### Written exercise
Which lines below hold the word "simplify"? Report each one.

### Records shown
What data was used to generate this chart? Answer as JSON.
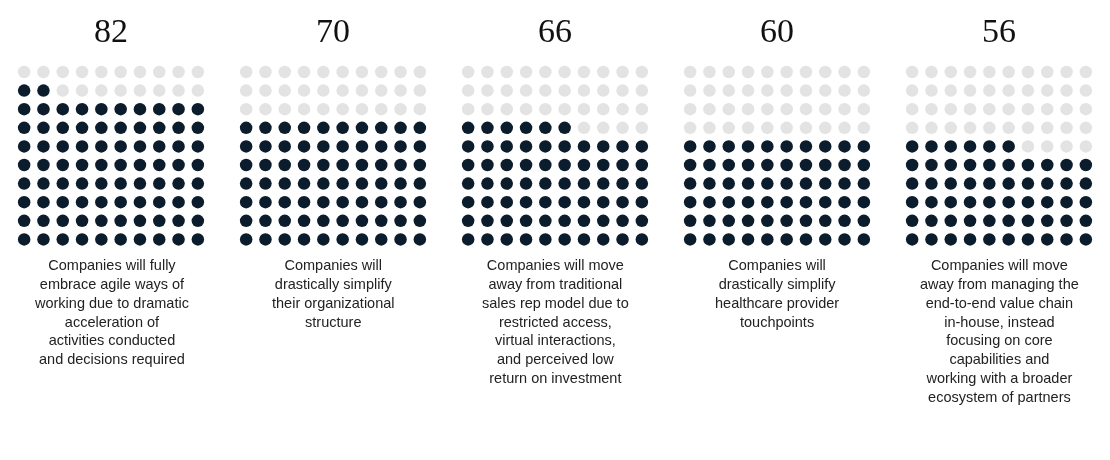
{
  "chart_data": {
    "type": "other",
    "categories": [
      "Companies will fully embrace agile ways of working due to dramatic acceleration of activities conducted and decisions required",
      "Companies will drastically simplify their organizational structure",
      "Companies will move away from traditional sales rep model due to restricted access, virtual interactions, and perceived low return on investment",
      "Companies will drastically simplify healthcare provider touchpoints",
      "Companies will move away from managing the end-to-end value chain in-house, instead focusing on core capabilities and working with a broader ecosystem of partners"
    ],
    "values": [
      82,
      70,
      66,
      60,
      56
    ],
    "colors": [
      "#0b1c2c",
      "#0b1c2c",
      "#0b1c2c",
      "#0b1c2c",
      "#0b1c2c"
    ],
    "data_labels": true
  }
}
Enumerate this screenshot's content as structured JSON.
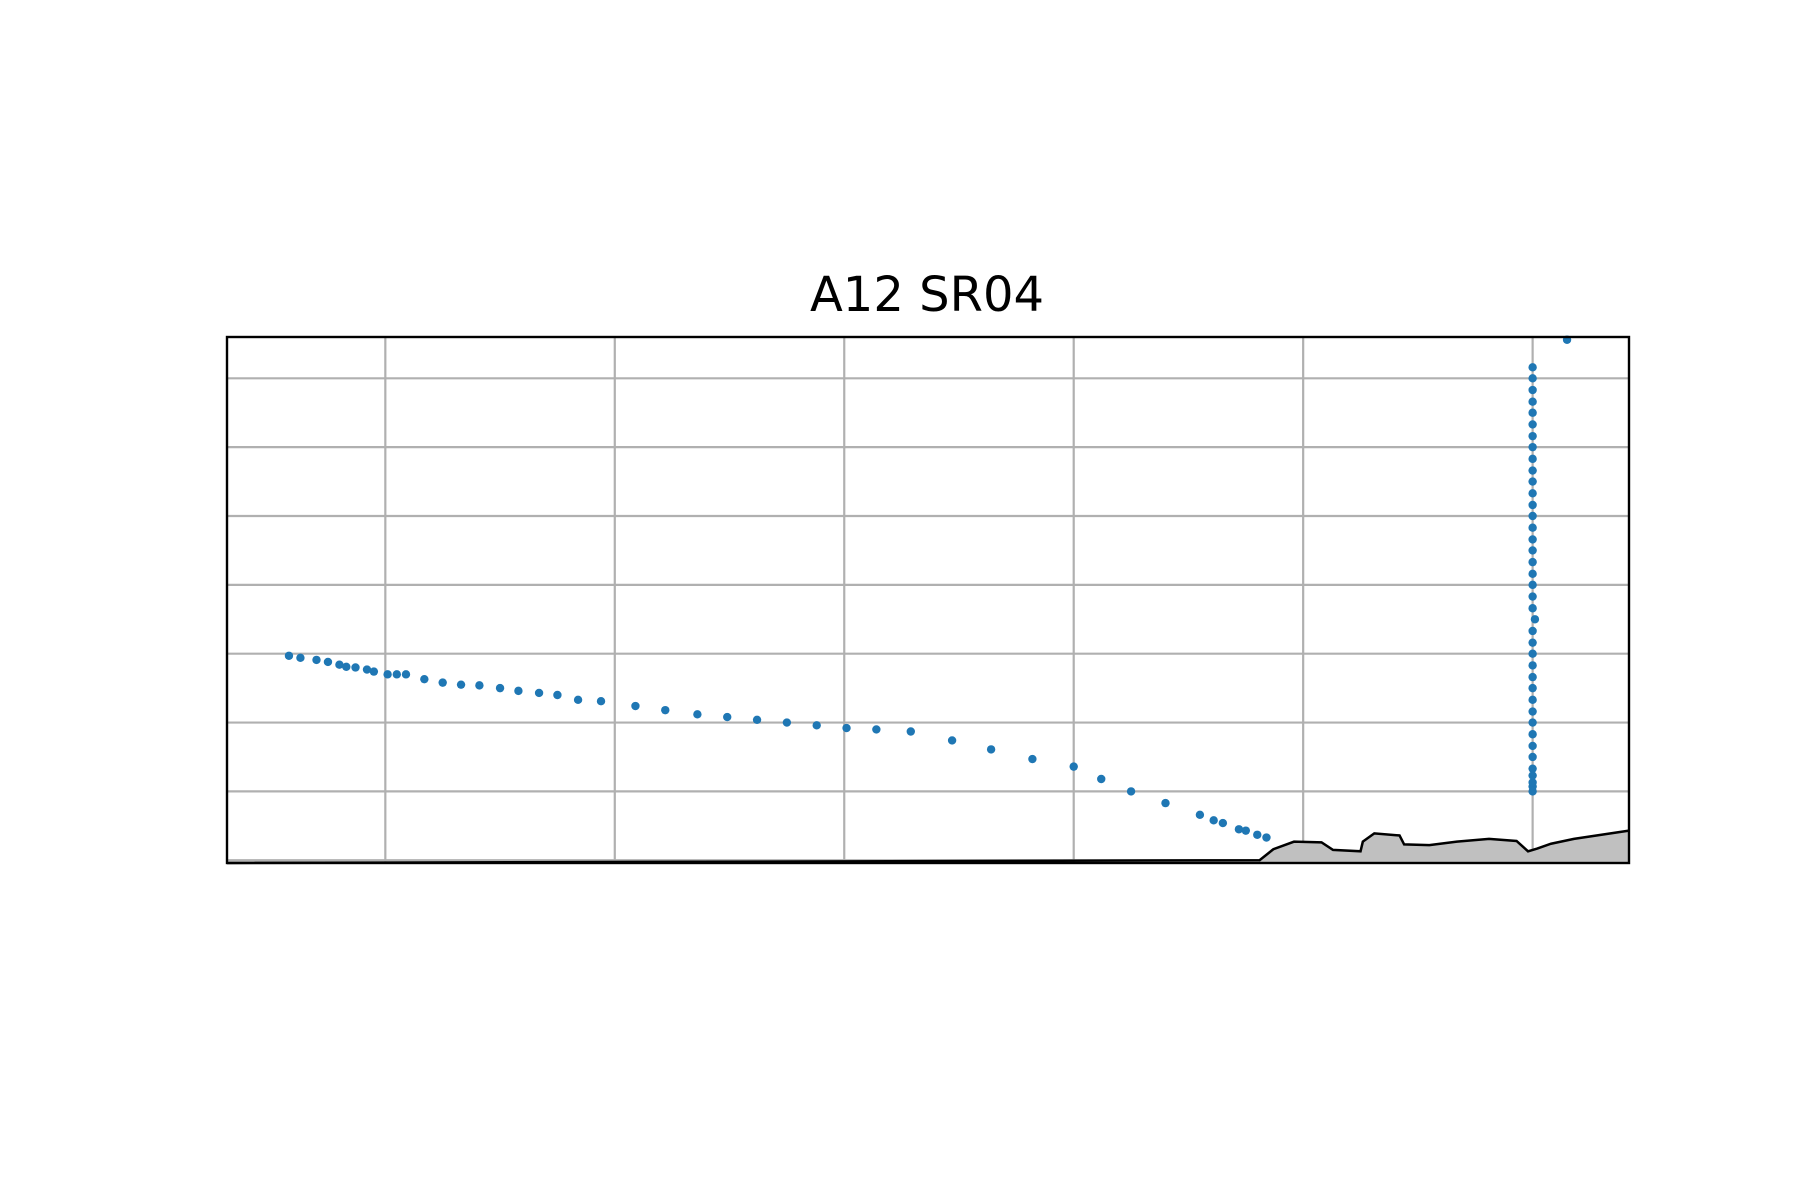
{
  "chart_data": {
    "type": "scatter",
    "title": "A12 SR04",
    "xlabel": "",
    "ylabel": "",
    "xlim": [
      -0.69,
      5.42
    ],
    "ylim": [
      -0.04,
      7.6
    ],
    "grid": true,
    "x_gridlines": [
      0,
      1,
      2,
      3,
      4,
      5
    ],
    "y_gridlines": [
      0,
      1,
      2,
      3,
      4,
      5,
      6,
      7
    ],
    "colors": {
      "points": "#1f77b4",
      "terrain_fill": "#c0c0c0",
      "terrain_edge": "#000000",
      "grid": "#b0b0b0"
    },
    "series": [
      {
        "type": "scatter",
        "x": [
          -0.42,
          -0.37,
          -0.3,
          -0.25,
          -0.2,
          -0.17,
          -0.13,
          -0.08,
          -0.05,
          0.01,
          0.05,
          0.09,
          0.17,
          0.25,
          0.33,
          0.41,
          0.5,
          0.58,
          0.67,
          0.75,
          0.84,
          0.94,
          1.09,
          1.22,
          1.36,
          1.49,
          1.62,
          1.75,
          1.88,
          2.01,
          2.14,
          2.29,
          2.47,
          2.64,
          2.82,
          3.0,
          3.12,
          3.25,
          3.4,
          3.55,
          3.61,
          3.65,
          3.72,
          3.75,
          3.8,
          3.84
        ],
        "y": [
          2.97,
          2.94,
          2.91,
          2.88,
          2.84,
          2.81,
          2.8,
          2.77,
          2.74,
          2.7,
          2.7,
          2.7,
          2.63,
          2.58,
          2.55,
          2.54,
          2.5,
          2.46,
          2.43,
          2.4,
          2.33,
          2.31,
          2.24,
          2.18,
          2.12,
          2.08,
          2.04,
          2.0,
          1.96,
          1.92,
          1.9,
          1.87,
          1.74,
          1.61,
          1.47,
          1.36,
          1.18,
          1.0,
          0.83,
          0.66,
          0.58,
          0.54,
          0.45,
          0.43,
          0.37,
          0.33
        ]
      },
      {
        "type": "scatter",
        "x": [
          5.0,
          5.0,
          5.0,
          5.0,
          5.0,
          5.0,
          5.0,
          5.0,
          5.0,
          5.0,
          5.0,
          5.0,
          5.0,
          5.0,
          5.0,
          5.0,
          5.0,
          5.01,
          5.0,
          5.0,
          5.0,
          5.0,
          5.0,
          5.0,
          5.0,
          5.0,
          5.0,
          5.0,
          5.0,
          5.0,
          5.0,
          5.0,
          5.0,
          5.0,
          5.0,
          5.0,
          5.0,
          5.0,
          5.0,
          5.0,
          5.15
        ],
        "y": [
          1.0,
          1.07,
          1.13,
          1.23,
          1.33,
          1.5,
          1.66,
          1.83,
          2.0,
          2.16,
          2.33,
          2.5,
          2.66,
          2.83,
          3.0,
          3.16,
          3.33,
          3.5,
          3.66,
          3.83,
          4.0,
          4.16,
          4.33,
          4.5,
          4.66,
          4.83,
          5.0,
          5.16,
          5.33,
          5.5,
          5.66,
          5.83,
          6.0,
          6.16,
          6.33,
          6.5,
          6.66,
          6.83,
          7.0,
          7.16,
          7.56
        ]
      },
      {
        "type": "area",
        "x": [
          3.81,
          3.87,
          3.96,
          4.08,
          4.13,
          4.25,
          4.26,
          4.31,
          4.42,
          4.44,
          4.55,
          4.67,
          4.81,
          4.93,
          4.98,
          5.02,
          5.08,
          5.18,
          5.42
        ],
        "y": [
          0.0,
          0.16,
          0.27,
          0.26,
          0.15,
          0.13,
          0.27,
          0.39,
          0.36,
          0.23,
          0.22,
          0.27,
          0.31,
          0.28,
          0.13,
          0.17,
          0.24,
          0.31,
          0.43
        ]
      }
    ]
  }
}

### The answer
      "Companies will drastically simplify their organizational structure",
      "Companies will drastically simplify healthcare provider touchpoints",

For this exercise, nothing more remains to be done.